● THE PROBLEM
A verbatim copy of the records is required, with all pictures left out.

::::::::

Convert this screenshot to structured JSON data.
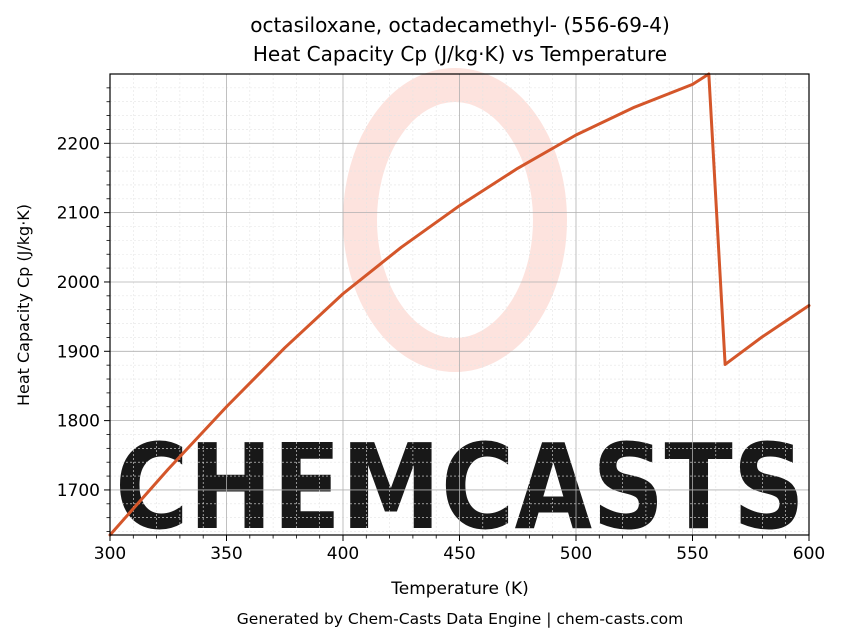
{
  "chart_data": {
    "type": "line",
    "title_line1": "octasiloxane, octadecamethyl- (556-69-4)",
    "title_line2": "Heat Capacity Cp (J/kg·K) vs Temperature",
    "xlabel": "Temperature (K)",
    "ylabel": "Heat Capacity Cp (J/kg·K)",
    "xlim": [
      300,
      600
    ],
    "ylim": [
      1635,
      2300
    ],
    "xticks": [
      300,
      350,
      400,
      450,
      500,
      550,
      600
    ],
    "yticks": [
      1700,
      1800,
      1900,
      2000,
      2100,
      2200
    ],
    "grid": true,
    "line_color": "#d4562a",
    "series": [
      {
        "x": [
          300,
          325,
          350,
          375,
          400,
          425,
          450,
          475,
          500,
          525,
          550,
          557,
          564,
          580,
          600
        ],
        "values": [
          1635,
          1730,
          1820,
          1905,
          1983,
          2050,
          2110,
          2164,
          2212,
          2252,
          2285,
          2300,
          1881,
          1921,
          1966
        ]
      }
    ]
  },
  "watermark": {
    "text": "CHEMCASTS",
    "color": "#fde0da"
  },
  "footer": "Generated by Chem-Casts Data Engine | chem-casts.com"
}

::::::::

● THE RESULT
Convert this screenshot to structured JSON data.
{
  "chart_data": {
    "type": "line",
    "title_line1": "octasiloxane, octadecamethyl- (556-69-4)",
    "title_line2": "Heat Capacity Cp (J/kg·K) vs Temperature",
    "xlabel": "Temperature (K)",
    "ylabel": "Heat Capacity Cp (J/kg·K)",
    "xlim": [
      300,
      600
    ],
    "ylim": [
      1635,
      2300
    ],
    "xticks": [
      300,
      350,
      400,
      450,
      500,
      550,
      600
    ],
    "yticks": [
      1700,
      1800,
      1900,
      2000,
      2100,
      2200
    ],
    "grid": true,
    "line_color": "#d4562a",
    "series": [
      {
        "x": [
          300,
          325,
          350,
          375,
          400,
          425,
          450,
          475,
          500,
          525,
          550,
          557,
          564,
          580,
          600
        ],
        "values": [
          1635,
          1730,
          1820,
          1905,
          1983,
          2050,
          2110,
          2164,
          2212,
          2252,
          2285,
          2300,
          1881,
          1921,
          1966
        ]
      }
    ]
  },
  "watermark": {
    "text": "CHEMCASTS",
    "color": "#fde0da"
  },
  "footer": "Generated by Chem-Casts Data Engine | chem-casts.com"
}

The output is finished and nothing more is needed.